What to produce
Copy out all of the material exactly as presented.

Input for this task
┄┄┄┄┄┄

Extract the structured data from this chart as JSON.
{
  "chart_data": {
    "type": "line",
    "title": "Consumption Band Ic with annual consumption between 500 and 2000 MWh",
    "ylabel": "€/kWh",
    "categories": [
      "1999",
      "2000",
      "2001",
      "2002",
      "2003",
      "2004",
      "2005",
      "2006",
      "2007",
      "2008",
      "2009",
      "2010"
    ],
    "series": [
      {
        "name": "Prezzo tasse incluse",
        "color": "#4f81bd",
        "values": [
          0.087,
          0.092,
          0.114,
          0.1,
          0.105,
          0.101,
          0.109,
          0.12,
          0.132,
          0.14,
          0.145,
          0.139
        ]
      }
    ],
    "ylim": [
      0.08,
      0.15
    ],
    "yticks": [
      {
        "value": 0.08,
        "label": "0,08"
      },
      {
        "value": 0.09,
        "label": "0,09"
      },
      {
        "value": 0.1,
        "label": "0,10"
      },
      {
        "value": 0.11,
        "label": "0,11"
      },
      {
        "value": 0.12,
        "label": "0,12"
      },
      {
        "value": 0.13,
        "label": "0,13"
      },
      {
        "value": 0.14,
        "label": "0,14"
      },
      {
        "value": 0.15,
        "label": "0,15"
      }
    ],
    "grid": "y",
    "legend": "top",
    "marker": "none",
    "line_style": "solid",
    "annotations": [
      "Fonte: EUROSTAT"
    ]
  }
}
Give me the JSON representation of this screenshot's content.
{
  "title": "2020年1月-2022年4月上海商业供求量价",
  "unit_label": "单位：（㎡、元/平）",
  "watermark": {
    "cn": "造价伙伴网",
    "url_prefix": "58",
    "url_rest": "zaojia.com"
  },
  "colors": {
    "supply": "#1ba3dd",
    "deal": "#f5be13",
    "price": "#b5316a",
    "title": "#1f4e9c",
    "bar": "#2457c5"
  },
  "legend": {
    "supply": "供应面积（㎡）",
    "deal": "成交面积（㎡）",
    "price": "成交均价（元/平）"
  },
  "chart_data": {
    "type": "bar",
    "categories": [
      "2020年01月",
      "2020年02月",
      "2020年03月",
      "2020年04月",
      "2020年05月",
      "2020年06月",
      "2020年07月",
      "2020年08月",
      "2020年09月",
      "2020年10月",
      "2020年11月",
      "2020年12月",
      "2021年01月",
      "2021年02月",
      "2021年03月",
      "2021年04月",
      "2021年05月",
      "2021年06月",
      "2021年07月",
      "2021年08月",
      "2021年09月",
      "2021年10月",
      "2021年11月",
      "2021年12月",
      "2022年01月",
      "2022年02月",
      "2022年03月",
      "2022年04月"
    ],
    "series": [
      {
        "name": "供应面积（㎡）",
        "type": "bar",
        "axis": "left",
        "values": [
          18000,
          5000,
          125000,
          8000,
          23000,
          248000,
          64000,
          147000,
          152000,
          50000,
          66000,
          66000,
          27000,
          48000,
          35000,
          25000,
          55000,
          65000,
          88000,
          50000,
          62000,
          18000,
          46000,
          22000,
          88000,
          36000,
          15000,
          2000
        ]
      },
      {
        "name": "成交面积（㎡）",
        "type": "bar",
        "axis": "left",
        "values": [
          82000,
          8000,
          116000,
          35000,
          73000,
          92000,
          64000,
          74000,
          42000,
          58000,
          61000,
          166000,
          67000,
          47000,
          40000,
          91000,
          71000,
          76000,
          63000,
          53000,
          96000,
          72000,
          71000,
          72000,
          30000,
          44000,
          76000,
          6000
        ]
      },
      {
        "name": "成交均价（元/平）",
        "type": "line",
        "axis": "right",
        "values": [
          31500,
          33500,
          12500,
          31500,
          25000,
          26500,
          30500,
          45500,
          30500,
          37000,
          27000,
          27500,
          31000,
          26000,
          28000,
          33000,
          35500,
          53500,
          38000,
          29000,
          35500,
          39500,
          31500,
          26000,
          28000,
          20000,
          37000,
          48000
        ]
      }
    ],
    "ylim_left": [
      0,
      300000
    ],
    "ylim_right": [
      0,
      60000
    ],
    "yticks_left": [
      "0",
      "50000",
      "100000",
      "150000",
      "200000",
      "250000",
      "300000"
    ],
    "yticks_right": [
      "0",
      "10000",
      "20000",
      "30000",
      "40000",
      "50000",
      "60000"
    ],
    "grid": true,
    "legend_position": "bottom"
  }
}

┄┄┄┄┄┄

Reply
Extract the structured data from this chart as JSON.
{
  "chart_data": {
    "type": "line",
    "title": "Consumption Band Ic with annual consumption between 500 and 2000 MWh",
    "ylabel": "€/kWh",
    "categories": [
      "1999",
      "2000",
      "2001",
      "2002",
      "2003",
      "2004",
      "2005",
      "2006",
      "2007",
      "2008",
      "2009",
      "2010"
    ],
    "series": [
      {
        "name": "Prezzo tasse incluse",
        "color": "#4f81bd",
        "values": [
          0.087,
          0.092,
          0.114,
          0.1,
          0.105,
          0.101,
          0.109,
          0.12,
          0.132,
          0.14,
          0.145,
          0.139
        ]
      }
    ],
    "ylim": [
      0.08,
      0.15
    ],
    "yticks": [
      {
        "value": 0.08,
        "label": "0,08"
      },
      {
        "value": 0.09,
        "label": "0,09"
      },
      {
        "value": 0.1,
        "label": "0,10"
      },
      {
        "value": 0.11,
        "label": "0,11"
      },
      {
        "value": 0.12,
        "label": "0,12"
      },
      {
        "value": 0.13,
        "label": "0,13"
      },
      {
        "value": 0.14,
        "label": "0,14"
      },
      {
        "value": 0.15,
        "label": "0,15"
      }
    ],
    "grid": "y",
    "legend": "top",
    "marker": "none",
    "line_style": "solid",
    "annotations": [
      "Fonte: EUROSTAT"
    ]
  }
}
Give me the JSON representation of this screenshot's content.
{
  "title": "2020年1月-2022年4月上海商业供求量价",
  "unit_label": "单位：（㎡、元/平）",
  "watermark": {
    "cn": "造价伙伴网",
    "url_prefix": "58",
    "url_rest": "zaojia.com"
  },
  "colors": {
    "supply": "#1ba3dd",
    "deal": "#f5be13",
    "price": "#b5316a",
    "title": "#1f4e9c",
    "bar": "#2457c5"
  },
  "legend": {
    "supply": "供应面积（㎡）",
    "deal": "成交面积（㎡）",
    "price": "成交均价（元/平）"
  },
  "chart_data": {
    "type": "bar",
    "categories": [
      "2020年01月",
      "2020年02月",
      "2020年03月",
      "2020年04月",
      "2020年05月",
      "2020年06月",
      "2020年07月",
      "2020年08月",
      "2020年09月",
      "2020年10月",
      "2020年11月",
      "2020年12月",
      "2021年01月",
      "2021年02月",
      "2021年03月",
      "2021年04月",
      "2021年05月",
      "2021年06月",
      "2021年07月",
      "2021年08月",
      "2021年09月",
      "2021年10月",
      "2021年11月",
      "2021年12月",
      "2022年01月",
      "2022年02月",
      "2022年03月",
      "2022年04月"
    ],
    "series": [
      {
        "name": "供应面积（㎡）",
        "type": "bar",
        "axis": "left",
        "values": [
          18000,
          5000,
          125000,
          8000,
          23000,
          248000,
          64000,
          147000,
          152000,
          50000,
          66000,
          66000,
          27000,
          48000,
          35000,
          25000,
          55000,
          65000,
          88000,
          50000,
          62000,
          18000,
          46000,
          22000,
          88000,
          36000,
          15000,
          2000
        ]
      },
      {
        "name": "成交面积（㎡）",
        "type": "bar",
        "axis": "left",
        "values": [
          82000,
          8000,
          116000,
          35000,
          73000,
          92000,
          64000,
          74000,
          42000,
          58000,
          61000,
          166000,
          67000,
          47000,
          40000,
          91000,
          71000,
          76000,
          63000,
          53000,
          96000,
          72000,
          71000,
          72000,
          30000,
          44000,
          76000,
          6000
        ]
      },
      {
        "name": "成交均价（元/平）",
        "type": "line",
        "axis": "right",
        "values": [
          31500,
          33500,
          12500,
          31500,
          25000,
          26500,
          30500,
          45500,
          30500,
          37000,
          27000,
          27500,
          31000,
          26000,
          28000,
          33000,
          35500,
          53500,
          38000,
          29000,
          35500,
          39500,
          31500,
          26000,
          28000,
          20000,
          37000,
          48000
        ]
      }
    ],
    "ylim_left": [
      0,
      300000
    ],
    "ylim_right": [
      0,
      60000
    ],
    "yticks_left": [
      "0",
      "50000",
      "100000",
      "150000",
      "200000",
      "250000",
      "300000"
    ],
    "yticks_right": [
      "0",
      "10000",
      "20000",
      "30000",
      "40000",
      "50000",
      "60000"
    ],
    "grid": true,
    "legend_position": "bottom"
  }
}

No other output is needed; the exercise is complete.